Short task: Copy out every line from the beginning of the listing through the line that contains "category-label: 出口（美元）: [215, 274, 228, 369]", keeping both ends.

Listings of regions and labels
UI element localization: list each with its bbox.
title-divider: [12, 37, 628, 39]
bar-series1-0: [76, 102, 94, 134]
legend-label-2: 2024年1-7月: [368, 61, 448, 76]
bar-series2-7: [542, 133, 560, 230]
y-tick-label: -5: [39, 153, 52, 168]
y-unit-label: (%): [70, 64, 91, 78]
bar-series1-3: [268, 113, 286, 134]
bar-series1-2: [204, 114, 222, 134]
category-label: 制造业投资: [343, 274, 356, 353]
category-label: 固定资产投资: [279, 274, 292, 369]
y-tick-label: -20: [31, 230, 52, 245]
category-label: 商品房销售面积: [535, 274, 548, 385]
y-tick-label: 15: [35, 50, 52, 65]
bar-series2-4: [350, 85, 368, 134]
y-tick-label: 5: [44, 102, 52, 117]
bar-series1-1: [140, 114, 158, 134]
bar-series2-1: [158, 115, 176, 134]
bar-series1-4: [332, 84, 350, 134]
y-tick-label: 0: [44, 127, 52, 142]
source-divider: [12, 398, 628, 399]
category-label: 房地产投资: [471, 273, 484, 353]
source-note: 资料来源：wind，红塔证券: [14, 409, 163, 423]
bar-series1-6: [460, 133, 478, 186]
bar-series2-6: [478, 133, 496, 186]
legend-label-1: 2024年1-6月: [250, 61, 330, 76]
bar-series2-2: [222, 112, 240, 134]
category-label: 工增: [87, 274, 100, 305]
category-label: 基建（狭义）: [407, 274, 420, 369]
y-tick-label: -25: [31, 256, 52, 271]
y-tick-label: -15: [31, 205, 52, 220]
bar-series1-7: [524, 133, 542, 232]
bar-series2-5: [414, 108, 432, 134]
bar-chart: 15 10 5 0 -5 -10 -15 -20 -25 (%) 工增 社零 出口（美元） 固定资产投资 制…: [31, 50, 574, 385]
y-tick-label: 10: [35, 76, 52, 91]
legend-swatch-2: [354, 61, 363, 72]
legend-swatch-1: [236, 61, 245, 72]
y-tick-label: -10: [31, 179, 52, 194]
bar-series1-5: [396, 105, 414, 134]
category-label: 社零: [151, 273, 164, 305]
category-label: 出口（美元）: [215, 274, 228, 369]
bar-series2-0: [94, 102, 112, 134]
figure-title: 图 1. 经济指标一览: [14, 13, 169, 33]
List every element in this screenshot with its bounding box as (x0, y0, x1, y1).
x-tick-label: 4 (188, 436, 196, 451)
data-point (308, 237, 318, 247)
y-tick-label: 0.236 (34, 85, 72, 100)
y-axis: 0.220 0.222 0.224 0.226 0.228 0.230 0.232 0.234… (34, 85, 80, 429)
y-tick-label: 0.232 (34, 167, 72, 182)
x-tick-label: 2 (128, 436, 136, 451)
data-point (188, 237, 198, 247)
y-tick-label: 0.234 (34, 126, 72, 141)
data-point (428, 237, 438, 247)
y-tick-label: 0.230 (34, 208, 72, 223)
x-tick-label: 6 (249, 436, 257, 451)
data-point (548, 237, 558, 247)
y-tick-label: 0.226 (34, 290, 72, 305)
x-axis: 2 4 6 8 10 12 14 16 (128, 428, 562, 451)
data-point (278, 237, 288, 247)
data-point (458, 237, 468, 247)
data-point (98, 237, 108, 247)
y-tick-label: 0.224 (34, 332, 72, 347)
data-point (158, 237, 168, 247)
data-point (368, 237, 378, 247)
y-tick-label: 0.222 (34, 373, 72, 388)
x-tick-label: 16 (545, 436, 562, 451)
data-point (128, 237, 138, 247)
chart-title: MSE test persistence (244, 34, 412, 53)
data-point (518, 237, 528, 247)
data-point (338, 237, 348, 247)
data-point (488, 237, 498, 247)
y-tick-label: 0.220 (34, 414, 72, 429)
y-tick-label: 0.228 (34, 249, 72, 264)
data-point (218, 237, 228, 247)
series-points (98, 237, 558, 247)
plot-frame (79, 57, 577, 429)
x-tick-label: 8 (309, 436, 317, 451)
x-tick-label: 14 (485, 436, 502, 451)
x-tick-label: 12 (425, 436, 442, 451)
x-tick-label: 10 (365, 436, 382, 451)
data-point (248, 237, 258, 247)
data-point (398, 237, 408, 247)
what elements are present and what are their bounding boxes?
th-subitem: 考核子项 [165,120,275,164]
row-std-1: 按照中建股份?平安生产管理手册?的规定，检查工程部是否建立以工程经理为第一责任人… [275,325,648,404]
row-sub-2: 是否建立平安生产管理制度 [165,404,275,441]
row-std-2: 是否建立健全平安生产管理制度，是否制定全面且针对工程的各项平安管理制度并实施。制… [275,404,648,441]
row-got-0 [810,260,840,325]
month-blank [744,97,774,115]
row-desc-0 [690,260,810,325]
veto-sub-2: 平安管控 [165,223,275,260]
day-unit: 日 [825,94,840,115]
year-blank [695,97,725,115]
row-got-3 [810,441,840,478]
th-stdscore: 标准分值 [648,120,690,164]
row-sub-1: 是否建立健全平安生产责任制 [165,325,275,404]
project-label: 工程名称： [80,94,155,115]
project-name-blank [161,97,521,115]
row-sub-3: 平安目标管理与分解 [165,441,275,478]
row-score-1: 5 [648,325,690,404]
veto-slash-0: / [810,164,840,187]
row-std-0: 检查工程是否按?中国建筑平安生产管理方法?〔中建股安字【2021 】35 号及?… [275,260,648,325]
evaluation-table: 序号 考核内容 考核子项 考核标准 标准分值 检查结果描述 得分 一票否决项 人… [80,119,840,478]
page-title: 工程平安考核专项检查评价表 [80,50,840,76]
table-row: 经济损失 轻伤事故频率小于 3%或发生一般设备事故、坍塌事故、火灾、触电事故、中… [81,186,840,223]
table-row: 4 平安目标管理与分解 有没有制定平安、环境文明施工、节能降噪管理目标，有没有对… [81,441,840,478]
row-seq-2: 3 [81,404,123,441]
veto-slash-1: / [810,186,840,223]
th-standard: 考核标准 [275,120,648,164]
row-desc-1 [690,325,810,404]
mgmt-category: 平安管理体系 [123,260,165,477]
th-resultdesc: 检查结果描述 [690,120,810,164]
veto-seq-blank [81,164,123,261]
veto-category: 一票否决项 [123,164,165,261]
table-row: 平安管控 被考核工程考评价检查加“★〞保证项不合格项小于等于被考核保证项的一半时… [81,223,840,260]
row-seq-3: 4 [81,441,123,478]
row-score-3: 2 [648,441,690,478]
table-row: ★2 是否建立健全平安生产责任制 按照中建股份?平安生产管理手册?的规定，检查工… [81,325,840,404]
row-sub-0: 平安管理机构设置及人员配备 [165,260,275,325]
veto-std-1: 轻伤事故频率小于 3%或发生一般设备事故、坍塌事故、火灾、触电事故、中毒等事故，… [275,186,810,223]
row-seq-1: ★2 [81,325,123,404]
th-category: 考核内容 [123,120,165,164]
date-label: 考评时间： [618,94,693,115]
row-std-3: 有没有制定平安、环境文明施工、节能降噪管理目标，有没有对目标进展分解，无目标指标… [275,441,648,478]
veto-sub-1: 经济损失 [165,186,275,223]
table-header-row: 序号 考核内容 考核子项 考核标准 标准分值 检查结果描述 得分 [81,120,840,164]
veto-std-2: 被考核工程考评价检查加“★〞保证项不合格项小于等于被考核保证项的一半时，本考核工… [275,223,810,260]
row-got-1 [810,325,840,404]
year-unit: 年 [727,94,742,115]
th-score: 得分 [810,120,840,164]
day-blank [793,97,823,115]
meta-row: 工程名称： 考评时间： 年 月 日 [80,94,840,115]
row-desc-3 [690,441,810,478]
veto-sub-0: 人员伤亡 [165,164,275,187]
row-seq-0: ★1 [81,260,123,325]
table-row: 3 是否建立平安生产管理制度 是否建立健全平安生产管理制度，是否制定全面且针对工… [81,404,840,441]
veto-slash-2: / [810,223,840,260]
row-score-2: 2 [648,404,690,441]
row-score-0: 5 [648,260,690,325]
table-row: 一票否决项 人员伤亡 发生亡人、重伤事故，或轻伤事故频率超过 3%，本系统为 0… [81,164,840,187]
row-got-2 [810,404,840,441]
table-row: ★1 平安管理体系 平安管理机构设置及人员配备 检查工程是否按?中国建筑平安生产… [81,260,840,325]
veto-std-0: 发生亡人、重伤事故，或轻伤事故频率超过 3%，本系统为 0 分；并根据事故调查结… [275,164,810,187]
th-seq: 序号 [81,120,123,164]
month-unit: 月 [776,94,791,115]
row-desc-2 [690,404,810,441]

Solution for this task:
UI element localization: list each with its bbox.
title-divider: [12, 37, 628, 39]
bar-series1-0: [76, 102, 94, 134]
legend-label-2: 2024年1-7月: [368, 61, 448, 76]
bar-series2-7: [542, 133, 560, 230]
y-tick-label: -5: [39, 153, 52, 168]
y-unit-label: (%): [70, 64, 91, 78]
bar-series1-3: [268, 113, 286, 134]
bar-series1-2: [204, 114, 222, 134]
category-label: 制造业投资: [343, 274, 356, 353]
category-label: 固定资产投资: [279, 274, 292, 369]
y-tick-label: -20: [31, 230, 52, 245]
category-label: 商品房销售面积: [535, 274, 548, 385]
y-tick-label: 15: [35, 50, 52, 65]
bar-series2-4: [350, 85, 368, 134]
y-tick-label: 5: [44, 102, 52, 117]
bar-series1-1: [140, 114, 158, 134]
bar-series2-1: [158, 115, 176, 134]
bar-series1-4: [332, 84, 350, 134]
y-tick-label: 0: [44, 127, 52, 142]
source-divider: [12, 398, 628, 399]
category-label: 房地产投资: [471, 273, 484, 353]
source-note: 资料来源：wind，红塔证券: [14, 409, 163, 423]
bar-series1-6: [460, 133, 478, 186]
bar-series2-6: [478, 133, 496, 186]
legend-label-1: 2024年1-6月: [250, 61, 330, 76]
bar-series2-2: [222, 112, 240, 134]
category-label: 工增: [87, 274, 100, 305]
category-label: 基建（狭义）: [407, 274, 420, 369]
y-tick-label: -25: [31, 256, 52, 271]
y-tick-label: -15: [31, 205, 52, 220]
bar-series1-7: [524, 133, 542, 232]
bar-series2-5: [414, 108, 432, 134]
bar-chart: 15 10 5 0 -5 -10 -15 -20 -25 (%) 工增 社零 出口（美元） 固定资产投资 制…: [31, 50, 574, 385]
y-tick-label: 10: [35, 76, 52, 91]
legend-swatch-2: [354, 61, 363, 72]
legend-swatch-1: [236, 61, 245, 72]
y-tick-label: -10: [31, 179, 52, 194]
bar-series1-5: [396, 105, 414, 134]
category-label: 社零: [151, 273, 164, 305]
category-label: 出口（美元）: [215, 274, 228, 369]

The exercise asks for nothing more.